Where a line contains the word "Nights", copy that line.
══ TASK DATA ══
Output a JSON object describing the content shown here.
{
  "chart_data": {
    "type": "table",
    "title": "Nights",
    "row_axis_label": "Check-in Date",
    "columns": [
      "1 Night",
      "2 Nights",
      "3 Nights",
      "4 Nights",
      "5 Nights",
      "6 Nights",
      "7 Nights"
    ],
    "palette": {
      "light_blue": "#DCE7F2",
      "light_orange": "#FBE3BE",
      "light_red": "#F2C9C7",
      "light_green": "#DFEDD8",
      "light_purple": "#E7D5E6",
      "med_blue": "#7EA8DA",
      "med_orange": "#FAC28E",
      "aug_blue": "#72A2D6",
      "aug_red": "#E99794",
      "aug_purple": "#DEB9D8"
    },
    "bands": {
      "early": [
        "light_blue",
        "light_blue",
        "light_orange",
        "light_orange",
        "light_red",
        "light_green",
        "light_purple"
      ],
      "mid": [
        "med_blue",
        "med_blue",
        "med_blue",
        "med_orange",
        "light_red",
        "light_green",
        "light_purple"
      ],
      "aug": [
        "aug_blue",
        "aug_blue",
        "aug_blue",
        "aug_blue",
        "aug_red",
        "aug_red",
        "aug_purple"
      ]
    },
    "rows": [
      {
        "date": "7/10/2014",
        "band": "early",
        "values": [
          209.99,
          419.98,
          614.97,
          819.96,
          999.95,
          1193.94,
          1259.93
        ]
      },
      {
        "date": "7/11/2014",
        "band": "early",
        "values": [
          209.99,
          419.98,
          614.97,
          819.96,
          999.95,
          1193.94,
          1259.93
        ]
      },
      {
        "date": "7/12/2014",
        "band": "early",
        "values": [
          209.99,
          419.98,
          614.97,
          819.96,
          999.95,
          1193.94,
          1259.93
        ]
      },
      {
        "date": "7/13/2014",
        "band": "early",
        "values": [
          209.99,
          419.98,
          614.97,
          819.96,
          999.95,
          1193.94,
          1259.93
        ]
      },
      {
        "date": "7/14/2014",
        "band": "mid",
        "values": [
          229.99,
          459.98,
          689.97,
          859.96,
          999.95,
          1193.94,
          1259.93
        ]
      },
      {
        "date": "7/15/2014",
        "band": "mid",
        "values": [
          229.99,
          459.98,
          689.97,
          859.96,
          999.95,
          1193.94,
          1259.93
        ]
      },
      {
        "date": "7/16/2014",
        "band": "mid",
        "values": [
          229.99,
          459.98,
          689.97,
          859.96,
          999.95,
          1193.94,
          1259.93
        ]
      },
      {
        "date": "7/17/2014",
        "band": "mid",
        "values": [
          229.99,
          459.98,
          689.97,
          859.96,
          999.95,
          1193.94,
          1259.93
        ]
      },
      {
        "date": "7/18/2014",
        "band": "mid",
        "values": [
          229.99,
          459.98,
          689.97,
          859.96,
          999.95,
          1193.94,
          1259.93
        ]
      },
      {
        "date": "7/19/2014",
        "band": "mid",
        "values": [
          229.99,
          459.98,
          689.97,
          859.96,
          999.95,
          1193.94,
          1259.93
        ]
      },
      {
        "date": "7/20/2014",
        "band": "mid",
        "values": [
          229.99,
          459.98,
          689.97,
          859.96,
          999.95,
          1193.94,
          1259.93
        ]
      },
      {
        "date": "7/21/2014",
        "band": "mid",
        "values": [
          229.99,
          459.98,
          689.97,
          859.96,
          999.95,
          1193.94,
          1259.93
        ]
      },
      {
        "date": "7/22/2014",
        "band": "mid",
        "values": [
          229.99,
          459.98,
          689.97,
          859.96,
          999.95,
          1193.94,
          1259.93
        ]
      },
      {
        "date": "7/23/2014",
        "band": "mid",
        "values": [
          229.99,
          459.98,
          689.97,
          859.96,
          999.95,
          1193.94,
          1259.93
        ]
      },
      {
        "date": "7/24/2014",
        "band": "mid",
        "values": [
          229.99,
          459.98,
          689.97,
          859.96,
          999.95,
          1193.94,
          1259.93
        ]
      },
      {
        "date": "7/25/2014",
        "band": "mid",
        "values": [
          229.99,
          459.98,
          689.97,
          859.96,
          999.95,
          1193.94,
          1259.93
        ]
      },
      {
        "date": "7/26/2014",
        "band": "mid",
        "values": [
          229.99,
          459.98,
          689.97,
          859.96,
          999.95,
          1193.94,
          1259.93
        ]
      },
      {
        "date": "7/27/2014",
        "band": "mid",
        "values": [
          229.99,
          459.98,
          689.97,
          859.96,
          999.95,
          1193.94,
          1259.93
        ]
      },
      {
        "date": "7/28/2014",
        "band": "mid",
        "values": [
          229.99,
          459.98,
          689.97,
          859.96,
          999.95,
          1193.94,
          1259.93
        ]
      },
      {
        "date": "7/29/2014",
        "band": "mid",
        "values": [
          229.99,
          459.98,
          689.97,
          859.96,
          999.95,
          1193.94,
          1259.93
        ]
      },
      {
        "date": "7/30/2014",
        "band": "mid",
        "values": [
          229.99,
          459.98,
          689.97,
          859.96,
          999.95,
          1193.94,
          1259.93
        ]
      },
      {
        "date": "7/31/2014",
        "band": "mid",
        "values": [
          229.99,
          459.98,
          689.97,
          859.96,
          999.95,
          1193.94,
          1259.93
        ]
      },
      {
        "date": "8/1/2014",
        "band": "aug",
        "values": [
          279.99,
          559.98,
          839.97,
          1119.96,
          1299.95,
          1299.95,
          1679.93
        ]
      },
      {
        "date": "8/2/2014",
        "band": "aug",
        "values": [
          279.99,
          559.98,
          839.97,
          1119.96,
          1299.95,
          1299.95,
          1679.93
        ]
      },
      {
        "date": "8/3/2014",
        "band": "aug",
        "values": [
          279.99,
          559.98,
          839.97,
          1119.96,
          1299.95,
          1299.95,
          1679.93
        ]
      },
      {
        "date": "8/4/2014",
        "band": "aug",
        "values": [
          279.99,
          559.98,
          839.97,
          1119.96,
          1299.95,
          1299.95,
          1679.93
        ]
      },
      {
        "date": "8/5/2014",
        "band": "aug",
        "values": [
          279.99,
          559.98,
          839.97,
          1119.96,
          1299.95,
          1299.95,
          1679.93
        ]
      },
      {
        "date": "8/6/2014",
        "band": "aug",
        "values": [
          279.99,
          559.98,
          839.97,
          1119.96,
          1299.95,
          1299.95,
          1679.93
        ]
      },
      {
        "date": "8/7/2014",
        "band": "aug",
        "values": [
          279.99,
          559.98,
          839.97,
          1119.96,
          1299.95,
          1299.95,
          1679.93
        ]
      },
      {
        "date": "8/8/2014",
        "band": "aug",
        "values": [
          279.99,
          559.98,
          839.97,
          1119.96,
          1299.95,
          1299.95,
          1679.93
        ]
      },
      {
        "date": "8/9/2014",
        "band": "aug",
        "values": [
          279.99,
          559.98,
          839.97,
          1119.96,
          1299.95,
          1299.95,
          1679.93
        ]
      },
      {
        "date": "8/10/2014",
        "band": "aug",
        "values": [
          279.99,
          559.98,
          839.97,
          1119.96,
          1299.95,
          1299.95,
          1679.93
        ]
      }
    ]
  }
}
═══
**ANSWER TO THIS EXERCISE**.
    "title": "Nights",
      "2 Nights",
      "3 Nights",
      "4 Nights",
      "5 Nights",
      "6 Nights",
      "7 Nights"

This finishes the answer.